AIM
Extract every line of the material that holds the string "tegen".

MATERIAL SHOWN
____________
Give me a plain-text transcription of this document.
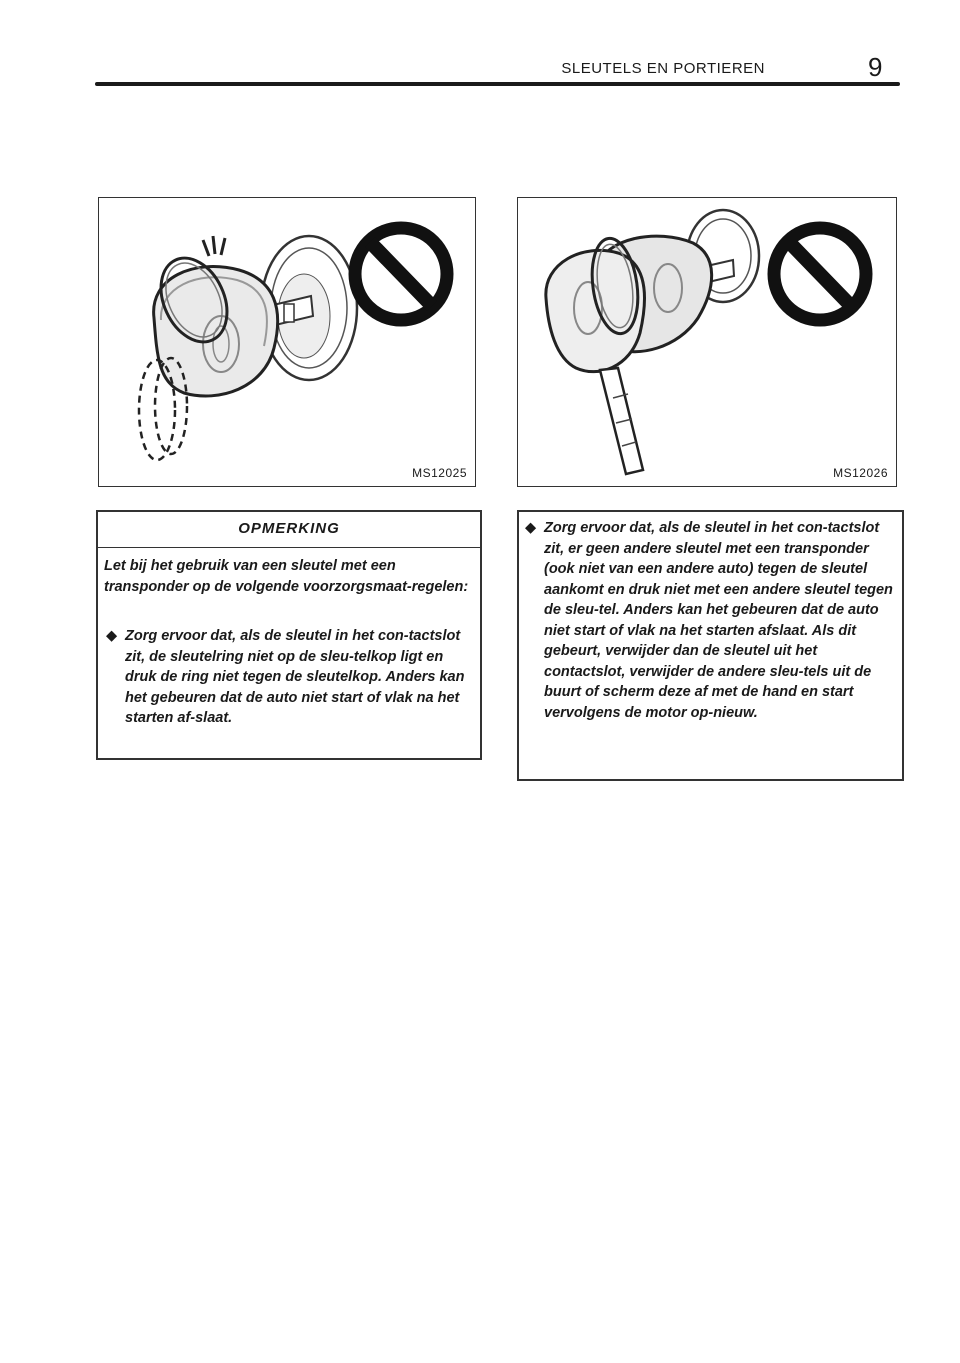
SLEUTELS EN PORTIEREN	9
MS12025	MS12026
OPMERKING
Let bij het gebruik van een sleutel met een transponder op de volgende voorzorgsmaat-regelen:
◆ Zorg ervoor dat, als de sleutel in het con-tactslot zit, de sleutelring niet op de sleu-telkop ligt en druk de ring niet tegen de sleutelkop. Anders kan het gebeuren dat de auto niet start of vlak na het starten af-slaat.
◆ Zorg ervoor dat, als de sleutel in het con-tactslot zit, er geen andere sleutel met een transponder (ook niet van een andere auto) tegen de sleutel aankomt en druk niet met een andere sleutel tegen de sleu-tel. Anders kan het gebeuren dat de auto niet start of vlak na het starten afslaat. Als dit gebeurt, verwijder dan de sleutel uit het contactslot, verwijder de andere sleu-tels uit de buurt of scherm deze af met de hand en start vervolgens de motor op-nieuw.
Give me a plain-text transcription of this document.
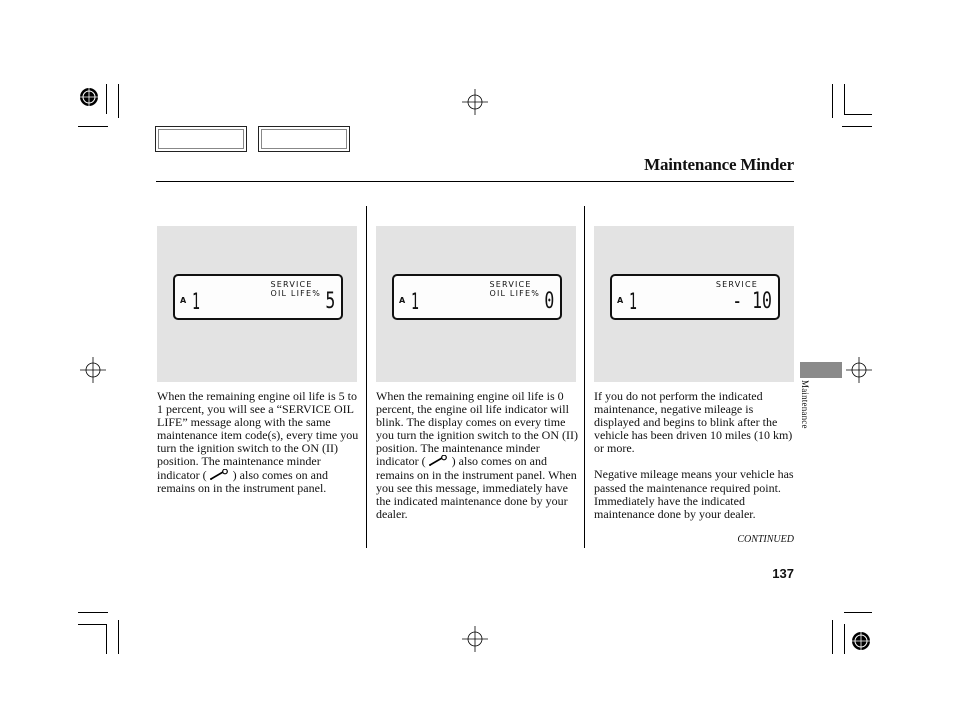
Maintenance Minder
SERVICE
OIL LIFE%
A 1	5
SERVICE
OIL LIFE%
A 1	0
SERVICE
A 1	- 10

When the remaining engine oil life is 5 to 1 percent, you will see a “SERVICE OIL LIFE” message along with the same maintenance item code(s), every time you turn the ignition switch to the ON (II) position. The maintenance minder indicator ( ) also comes on and remains on in the instrument panel.

When the remaining engine oil life is 0 percent, the engine oil life indicator will blink. The display comes on every time you turn the ignition switch to the ON (II) position. The maintenance minder indicator ( ) also comes on and remains on in the instrument panel. When you see this message, immediately have the indicated maintenance done by your dealer.

If you do not perform the indicated maintenance, negative mileage is displayed and begins to blink after the vehicle has been driven 10 miles (10 km) or more.

Negative mileage means your vehicle has passed the maintenance required point.

Immediately have the indicated maintenance done by your dealer.

CONTINUED
137
Maintenance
____________
RIGHT ANSWER
◆ Zorg ervoor dat, als de sleutel in het con-tactslot zit, de sleutelring niet op de sleu-telkop ligt en druk de ring niet tegen de sleutelkop. Anders kan het gebeuren dat de auto niet start of vlak na het starten af-slaat.
◆ Zorg ervoor dat, als de sleutel in het con-tactslot zit, er geen andere sleutel met een transponder (ook niet van een andere auto) tegen de sleutel aankomt en druk niet met een andere sleutel tegen de sleu-tel. Anders kan het gebeuren dat de auto niet start of vlak na het starten afslaat. Als dit gebeurt, verwijder dan de sleutel uit het contactslot, verwijder de andere sleu-tels uit de buurt of scherm deze af met de hand en start vervolgens de motor op-nieuw.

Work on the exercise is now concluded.